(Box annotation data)
— Start —

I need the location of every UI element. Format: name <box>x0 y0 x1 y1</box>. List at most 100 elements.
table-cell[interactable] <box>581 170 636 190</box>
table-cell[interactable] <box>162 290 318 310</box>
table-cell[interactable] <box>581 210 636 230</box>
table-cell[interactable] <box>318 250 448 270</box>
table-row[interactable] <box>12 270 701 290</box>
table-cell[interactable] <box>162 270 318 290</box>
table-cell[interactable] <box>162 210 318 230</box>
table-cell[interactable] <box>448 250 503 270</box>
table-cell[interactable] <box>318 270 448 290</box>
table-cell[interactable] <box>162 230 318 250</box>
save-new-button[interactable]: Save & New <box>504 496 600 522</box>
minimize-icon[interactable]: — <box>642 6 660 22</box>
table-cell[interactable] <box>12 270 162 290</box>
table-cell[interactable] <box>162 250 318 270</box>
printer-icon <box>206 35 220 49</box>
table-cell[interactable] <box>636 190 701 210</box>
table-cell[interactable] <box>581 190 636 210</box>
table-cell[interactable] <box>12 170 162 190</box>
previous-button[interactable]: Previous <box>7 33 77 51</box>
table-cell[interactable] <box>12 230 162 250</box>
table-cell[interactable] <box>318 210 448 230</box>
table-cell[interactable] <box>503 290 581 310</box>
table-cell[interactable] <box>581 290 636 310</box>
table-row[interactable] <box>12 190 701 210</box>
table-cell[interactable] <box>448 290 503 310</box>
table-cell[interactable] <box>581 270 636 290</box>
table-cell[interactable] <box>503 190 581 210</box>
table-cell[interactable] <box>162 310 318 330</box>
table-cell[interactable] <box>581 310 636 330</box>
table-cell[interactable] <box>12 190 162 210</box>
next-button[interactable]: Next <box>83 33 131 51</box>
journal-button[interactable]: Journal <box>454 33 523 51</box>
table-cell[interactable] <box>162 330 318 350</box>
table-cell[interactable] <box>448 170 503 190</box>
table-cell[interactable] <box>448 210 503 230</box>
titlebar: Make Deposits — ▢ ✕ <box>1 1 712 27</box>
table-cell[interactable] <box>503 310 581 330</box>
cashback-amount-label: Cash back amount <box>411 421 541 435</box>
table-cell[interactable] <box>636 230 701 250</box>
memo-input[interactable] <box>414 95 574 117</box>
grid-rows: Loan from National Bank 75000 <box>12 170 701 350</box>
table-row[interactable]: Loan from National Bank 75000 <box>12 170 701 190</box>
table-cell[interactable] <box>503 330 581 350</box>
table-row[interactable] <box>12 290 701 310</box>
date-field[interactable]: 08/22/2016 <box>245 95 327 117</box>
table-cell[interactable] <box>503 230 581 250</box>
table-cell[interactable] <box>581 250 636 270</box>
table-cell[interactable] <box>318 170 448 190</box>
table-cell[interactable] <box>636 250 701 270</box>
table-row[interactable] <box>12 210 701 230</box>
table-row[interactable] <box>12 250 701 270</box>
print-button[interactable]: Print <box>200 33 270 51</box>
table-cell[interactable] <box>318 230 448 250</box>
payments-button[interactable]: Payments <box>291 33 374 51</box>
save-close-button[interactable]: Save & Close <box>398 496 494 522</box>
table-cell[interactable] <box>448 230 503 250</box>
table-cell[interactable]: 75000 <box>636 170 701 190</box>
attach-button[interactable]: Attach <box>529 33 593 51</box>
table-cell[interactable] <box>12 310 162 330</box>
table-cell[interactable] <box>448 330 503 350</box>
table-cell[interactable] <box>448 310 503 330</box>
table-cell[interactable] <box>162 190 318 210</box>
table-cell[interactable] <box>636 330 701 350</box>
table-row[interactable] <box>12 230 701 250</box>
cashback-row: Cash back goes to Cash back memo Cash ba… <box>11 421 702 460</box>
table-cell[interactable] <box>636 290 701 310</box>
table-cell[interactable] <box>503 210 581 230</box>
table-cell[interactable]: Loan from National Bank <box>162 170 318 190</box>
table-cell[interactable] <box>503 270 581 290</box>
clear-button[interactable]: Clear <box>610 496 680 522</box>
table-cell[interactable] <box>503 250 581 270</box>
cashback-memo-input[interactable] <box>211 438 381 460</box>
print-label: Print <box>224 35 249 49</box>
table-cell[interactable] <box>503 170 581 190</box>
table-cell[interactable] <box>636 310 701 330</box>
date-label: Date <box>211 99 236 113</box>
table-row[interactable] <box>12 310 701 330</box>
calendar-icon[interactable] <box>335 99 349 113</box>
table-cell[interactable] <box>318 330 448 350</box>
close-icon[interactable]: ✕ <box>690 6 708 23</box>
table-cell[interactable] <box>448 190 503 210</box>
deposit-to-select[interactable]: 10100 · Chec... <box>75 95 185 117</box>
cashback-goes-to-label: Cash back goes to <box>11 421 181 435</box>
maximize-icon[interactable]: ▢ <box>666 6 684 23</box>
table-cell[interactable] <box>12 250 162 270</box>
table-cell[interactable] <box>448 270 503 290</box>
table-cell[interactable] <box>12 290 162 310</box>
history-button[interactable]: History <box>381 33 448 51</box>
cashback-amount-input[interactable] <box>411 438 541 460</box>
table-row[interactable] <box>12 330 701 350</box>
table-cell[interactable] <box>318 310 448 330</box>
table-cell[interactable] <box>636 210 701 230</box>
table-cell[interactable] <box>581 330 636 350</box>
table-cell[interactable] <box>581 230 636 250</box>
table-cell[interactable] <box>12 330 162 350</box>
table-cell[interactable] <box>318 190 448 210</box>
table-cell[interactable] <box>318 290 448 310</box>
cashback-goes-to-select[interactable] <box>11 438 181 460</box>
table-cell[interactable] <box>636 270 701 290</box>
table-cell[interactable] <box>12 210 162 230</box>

— End —

Exercise aim.
Update all of the lines above by changing every "printer-icon" to "print-icon". Keep everything else the same.

Right answer.
I need the location of every UI element. Format: name <box>x0 y0 x1 y1</box>. List at most 100 elements.
table-cell[interactable] <box>581 170 636 190</box>
table-cell[interactable] <box>162 290 318 310</box>
table-cell[interactable] <box>581 210 636 230</box>
table-cell[interactable] <box>318 250 448 270</box>
table-row[interactable] <box>12 270 701 290</box>
table-cell[interactable] <box>162 270 318 290</box>
table-cell[interactable] <box>162 210 318 230</box>
table-cell[interactable] <box>448 250 503 270</box>
table-cell[interactable] <box>318 270 448 290</box>
table-cell[interactable] <box>162 230 318 250</box>
save-new-button[interactable]: Save & New <box>504 496 600 522</box>
minimize-icon[interactable]: — <box>642 6 660 22</box>
table-cell[interactable] <box>12 270 162 290</box>
table-cell[interactable] <box>162 250 318 270</box>
print-icon <box>206 35 220 49</box>
table-cell[interactable] <box>636 190 701 210</box>
table-cell[interactable] <box>581 190 636 210</box>
table-cell[interactable] <box>12 170 162 190</box>
previous-button[interactable]: Previous <box>7 33 77 51</box>
table-cell[interactable] <box>12 230 162 250</box>
table-cell[interactable] <box>318 210 448 230</box>
table-cell[interactable] <box>503 290 581 310</box>
table-cell[interactable] <box>581 290 636 310</box>
table-row[interactable] <box>12 190 701 210</box>
table-cell[interactable] <box>448 290 503 310</box>
table-cell[interactable] <box>581 270 636 290</box>
table-cell[interactable] <box>503 190 581 210</box>
table-cell[interactable] <box>162 310 318 330</box>
table-cell[interactable] <box>581 310 636 330</box>
table-cell[interactable] <box>12 190 162 210</box>
next-button[interactable]: Next <box>83 33 131 51</box>
journal-button[interactable]: Journal <box>454 33 523 51</box>
table-cell[interactable] <box>162 330 318 350</box>
table-cell[interactable] <box>448 170 503 190</box>
table-cell[interactable] <box>448 210 503 230</box>
titlebar: Make Deposits — ▢ ✕ <box>1 1 712 27</box>
table-cell[interactable] <box>503 310 581 330</box>
cashback-amount-label: Cash back amount <box>411 421 541 435</box>
table-cell[interactable] <box>636 230 701 250</box>
memo-input[interactable] <box>414 95 574 117</box>
grid-rows: Loan from National Bank 75000 <box>12 170 701 350</box>
table-row[interactable]: Loan from National Bank 75000 <box>12 170 701 190</box>
table-cell[interactable] <box>503 330 581 350</box>
table-row[interactable] <box>12 290 701 310</box>
date-field[interactable]: 08/22/2016 <box>245 95 327 117</box>
table-cell[interactable] <box>503 230 581 250</box>
table-cell[interactable] <box>581 250 636 270</box>
table-cell[interactable] <box>318 170 448 190</box>
table-cell[interactable] <box>636 250 701 270</box>
table-row[interactable] <box>12 210 701 230</box>
table-row[interactable] <box>12 250 701 270</box>
print-button[interactable]: Print <box>200 33 270 51</box>
table-cell[interactable] <box>318 230 448 250</box>
payments-button[interactable]: Payments <box>291 33 374 51</box>
save-close-button[interactable]: Save & Close <box>398 496 494 522</box>
table-cell[interactable] <box>448 230 503 250</box>
table-cell[interactable]: 75000 <box>636 170 701 190</box>
attach-button[interactable]: Attach <box>529 33 593 51</box>
table-cell[interactable] <box>12 310 162 330</box>
table-cell[interactable] <box>448 330 503 350</box>
table-cell[interactable] <box>448 310 503 330</box>
table-cell[interactable] <box>162 190 318 210</box>
table-cell[interactable] <box>636 330 701 350</box>
table-row[interactable] <box>12 230 701 250</box>
cashback-row: Cash back goes to Cash back memo Cash ba… <box>11 421 702 460</box>
table-cell[interactable] <box>636 290 701 310</box>
table-cell[interactable] <box>503 210 581 230</box>
table-cell[interactable]: Loan from National Bank <box>162 170 318 190</box>
table-cell[interactable] <box>503 270 581 290</box>
clear-button[interactable]: Clear <box>610 496 680 522</box>
table-cell[interactable] <box>503 250 581 270</box>
cashback-memo-input[interactable] <box>211 438 381 460</box>
print-label: Print <box>224 35 249 49</box>
table-cell[interactable] <box>503 170 581 190</box>
table-cell[interactable] <box>636 310 701 330</box>
date-label: Date <box>211 99 236 113</box>
table-row[interactable] <box>12 310 701 330</box>
calendar-icon[interactable] <box>335 99 349 113</box>
table-cell[interactable] <box>318 330 448 350</box>
close-icon[interactable]: ✕ <box>690 6 708 23</box>
table-cell[interactable] <box>448 190 503 210</box>
deposit-to-select[interactable]: 10100 · Chec... <box>75 95 185 117</box>
cashback-goes-to-label: Cash back goes to <box>11 421 181 435</box>
maximize-icon[interactable]: ▢ <box>666 6 684 23</box>
table-cell[interactable] <box>12 250 162 270</box>
table-cell[interactable] <box>448 270 503 290</box>
table-cell[interactable] <box>12 290 162 310</box>
history-button[interactable]: History <box>381 33 448 51</box>
cashback-amount-input[interactable] <box>411 438 541 460</box>
table-row[interactable] <box>12 330 701 350</box>
table-cell[interactable] <box>318 310 448 330</box>
table-cell[interactable] <box>636 210 701 230</box>
table-cell[interactable] <box>581 330 636 350</box>
table-cell[interactable] <box>581 230 636 250</box>
table-cell[interactable] <box>12 330 162 350</box>
table-cell[interactable] <box>318 190 448 210</box>
table-cell[interactable] <box>318 290 448 310</box>
cashback-goes-to-select[interactable] <box>11 438 181 460</box>
table-cell[interactable] <box>636 270 701 290</box>
table-cell[interactable] <box>12 210 162 230</box>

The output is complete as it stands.